**RECORDED INFORMATION**:

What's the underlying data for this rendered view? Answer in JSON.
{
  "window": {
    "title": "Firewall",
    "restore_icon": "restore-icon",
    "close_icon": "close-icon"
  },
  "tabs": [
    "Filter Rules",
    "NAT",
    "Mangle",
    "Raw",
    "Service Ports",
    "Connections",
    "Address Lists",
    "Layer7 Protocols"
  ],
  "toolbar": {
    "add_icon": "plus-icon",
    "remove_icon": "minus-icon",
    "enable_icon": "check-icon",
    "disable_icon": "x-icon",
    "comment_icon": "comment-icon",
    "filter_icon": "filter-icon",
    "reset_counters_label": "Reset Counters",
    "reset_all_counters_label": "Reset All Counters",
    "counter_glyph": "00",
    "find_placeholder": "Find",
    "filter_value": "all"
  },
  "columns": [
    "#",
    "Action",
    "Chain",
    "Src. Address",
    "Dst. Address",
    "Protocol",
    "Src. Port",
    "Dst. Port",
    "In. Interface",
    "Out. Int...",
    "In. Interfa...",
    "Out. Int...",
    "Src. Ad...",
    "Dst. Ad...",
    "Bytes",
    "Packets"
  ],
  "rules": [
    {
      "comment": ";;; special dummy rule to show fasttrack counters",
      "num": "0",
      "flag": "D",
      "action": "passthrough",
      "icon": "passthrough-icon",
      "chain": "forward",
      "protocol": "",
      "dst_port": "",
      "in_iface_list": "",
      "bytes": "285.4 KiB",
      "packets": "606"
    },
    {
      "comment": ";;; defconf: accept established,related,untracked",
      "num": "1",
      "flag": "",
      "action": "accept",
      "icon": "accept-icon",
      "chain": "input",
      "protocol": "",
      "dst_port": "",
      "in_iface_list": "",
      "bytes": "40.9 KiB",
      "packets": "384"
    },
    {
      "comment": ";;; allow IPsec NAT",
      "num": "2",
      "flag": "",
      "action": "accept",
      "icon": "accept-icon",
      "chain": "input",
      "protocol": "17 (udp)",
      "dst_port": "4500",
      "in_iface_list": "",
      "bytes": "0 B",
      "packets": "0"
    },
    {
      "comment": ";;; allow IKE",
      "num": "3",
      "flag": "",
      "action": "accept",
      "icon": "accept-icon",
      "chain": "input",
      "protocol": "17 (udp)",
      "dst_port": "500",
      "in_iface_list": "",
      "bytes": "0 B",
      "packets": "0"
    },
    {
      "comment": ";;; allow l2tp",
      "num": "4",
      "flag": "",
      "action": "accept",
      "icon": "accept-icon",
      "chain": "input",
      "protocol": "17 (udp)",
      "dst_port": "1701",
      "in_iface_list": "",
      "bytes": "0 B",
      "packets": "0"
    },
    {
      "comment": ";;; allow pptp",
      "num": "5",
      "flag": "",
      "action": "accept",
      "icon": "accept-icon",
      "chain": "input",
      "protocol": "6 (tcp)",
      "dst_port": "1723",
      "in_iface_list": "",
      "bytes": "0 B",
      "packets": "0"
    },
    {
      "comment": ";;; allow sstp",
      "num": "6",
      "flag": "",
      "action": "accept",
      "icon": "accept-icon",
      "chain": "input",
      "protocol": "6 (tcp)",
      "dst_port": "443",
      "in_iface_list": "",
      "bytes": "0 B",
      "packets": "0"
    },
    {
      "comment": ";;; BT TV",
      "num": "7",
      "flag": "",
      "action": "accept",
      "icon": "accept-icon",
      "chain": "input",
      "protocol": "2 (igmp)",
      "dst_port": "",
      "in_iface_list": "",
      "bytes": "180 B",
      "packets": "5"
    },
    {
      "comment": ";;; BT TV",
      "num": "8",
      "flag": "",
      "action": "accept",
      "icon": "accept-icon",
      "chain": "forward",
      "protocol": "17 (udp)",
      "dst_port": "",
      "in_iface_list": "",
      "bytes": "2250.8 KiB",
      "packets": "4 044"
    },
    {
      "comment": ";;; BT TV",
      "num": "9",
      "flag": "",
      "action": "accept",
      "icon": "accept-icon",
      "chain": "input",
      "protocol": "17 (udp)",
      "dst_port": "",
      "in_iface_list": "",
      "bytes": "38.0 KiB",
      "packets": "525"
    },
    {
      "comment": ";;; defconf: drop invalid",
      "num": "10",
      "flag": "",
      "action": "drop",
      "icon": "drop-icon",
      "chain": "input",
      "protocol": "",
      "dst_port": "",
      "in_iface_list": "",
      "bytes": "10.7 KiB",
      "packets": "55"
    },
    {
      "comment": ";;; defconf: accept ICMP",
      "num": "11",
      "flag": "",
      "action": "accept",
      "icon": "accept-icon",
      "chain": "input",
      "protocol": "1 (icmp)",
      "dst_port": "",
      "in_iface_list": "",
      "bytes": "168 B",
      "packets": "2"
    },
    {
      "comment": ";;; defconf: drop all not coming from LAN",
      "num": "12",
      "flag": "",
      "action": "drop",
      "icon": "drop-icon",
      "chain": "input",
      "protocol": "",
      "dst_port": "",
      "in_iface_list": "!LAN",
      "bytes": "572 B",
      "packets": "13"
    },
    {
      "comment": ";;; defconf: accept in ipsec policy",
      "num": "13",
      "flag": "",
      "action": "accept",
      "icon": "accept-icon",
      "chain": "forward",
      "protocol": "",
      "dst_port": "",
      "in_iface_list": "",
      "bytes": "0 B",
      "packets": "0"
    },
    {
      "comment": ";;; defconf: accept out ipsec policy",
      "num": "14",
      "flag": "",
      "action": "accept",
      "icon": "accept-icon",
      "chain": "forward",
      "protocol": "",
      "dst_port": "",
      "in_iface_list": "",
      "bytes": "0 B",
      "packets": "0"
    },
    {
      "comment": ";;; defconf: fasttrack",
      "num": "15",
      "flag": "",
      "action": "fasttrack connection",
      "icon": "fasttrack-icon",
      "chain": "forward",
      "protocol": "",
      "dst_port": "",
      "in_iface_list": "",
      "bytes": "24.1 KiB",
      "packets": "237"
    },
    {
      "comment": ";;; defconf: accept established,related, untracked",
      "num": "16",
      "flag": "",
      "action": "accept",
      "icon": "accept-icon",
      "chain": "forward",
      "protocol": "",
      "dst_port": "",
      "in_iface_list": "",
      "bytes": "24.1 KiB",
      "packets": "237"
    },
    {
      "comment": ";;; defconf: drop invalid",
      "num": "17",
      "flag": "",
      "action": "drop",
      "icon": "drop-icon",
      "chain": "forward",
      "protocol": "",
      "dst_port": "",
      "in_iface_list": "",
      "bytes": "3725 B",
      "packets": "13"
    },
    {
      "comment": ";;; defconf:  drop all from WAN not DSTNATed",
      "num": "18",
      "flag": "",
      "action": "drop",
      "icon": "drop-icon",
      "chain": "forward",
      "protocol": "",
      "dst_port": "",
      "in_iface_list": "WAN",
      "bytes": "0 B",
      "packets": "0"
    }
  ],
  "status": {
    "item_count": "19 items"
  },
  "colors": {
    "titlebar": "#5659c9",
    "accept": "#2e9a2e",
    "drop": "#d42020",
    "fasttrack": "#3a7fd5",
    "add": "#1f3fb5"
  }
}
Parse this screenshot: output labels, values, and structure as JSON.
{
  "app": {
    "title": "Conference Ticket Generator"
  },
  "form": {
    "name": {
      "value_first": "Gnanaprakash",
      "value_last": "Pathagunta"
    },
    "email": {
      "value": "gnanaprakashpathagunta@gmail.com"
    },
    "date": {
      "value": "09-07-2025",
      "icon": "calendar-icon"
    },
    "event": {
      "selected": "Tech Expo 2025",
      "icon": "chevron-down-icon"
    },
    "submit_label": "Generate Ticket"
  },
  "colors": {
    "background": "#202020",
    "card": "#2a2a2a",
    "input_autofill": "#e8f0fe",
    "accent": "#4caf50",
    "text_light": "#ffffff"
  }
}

**GOAL OF THE EXERCISE**:
The required output is the exact sequence of lines from the one containing "Parse this screenshot: output" through the end of the listing, both endpoints included.

**RESULT FOR THIS TASK**:
Parse this screenshot: output labels, values, and structure as JSON.
{
  "app": {
    "title": "Conference Ticket Generator"
  },
  "form": {
    "name": {
      "value_first": "Gnanaprakash",
      "value_last": "Pathagunta"
    },
    "email": {
      "value": "gnanaprakashpathagunta@gmail.com"
    },
    "date": {
      "value": "09-07-2025",
      "icon": "calendar-icon"
    },
    "event": {
      "selected": "Tech Expo 2025",
      "icon": "chevron-down-icon"
    },
    "submit_label": "Generate Ticket"
  },
  "colors": {
    "background": "#202020",
    "card": "#2a2a2a",
    "input_autofill": "#e8f0fe",
    "accent": "#4caf50",
    "text_light": "#ffffff"
  }
}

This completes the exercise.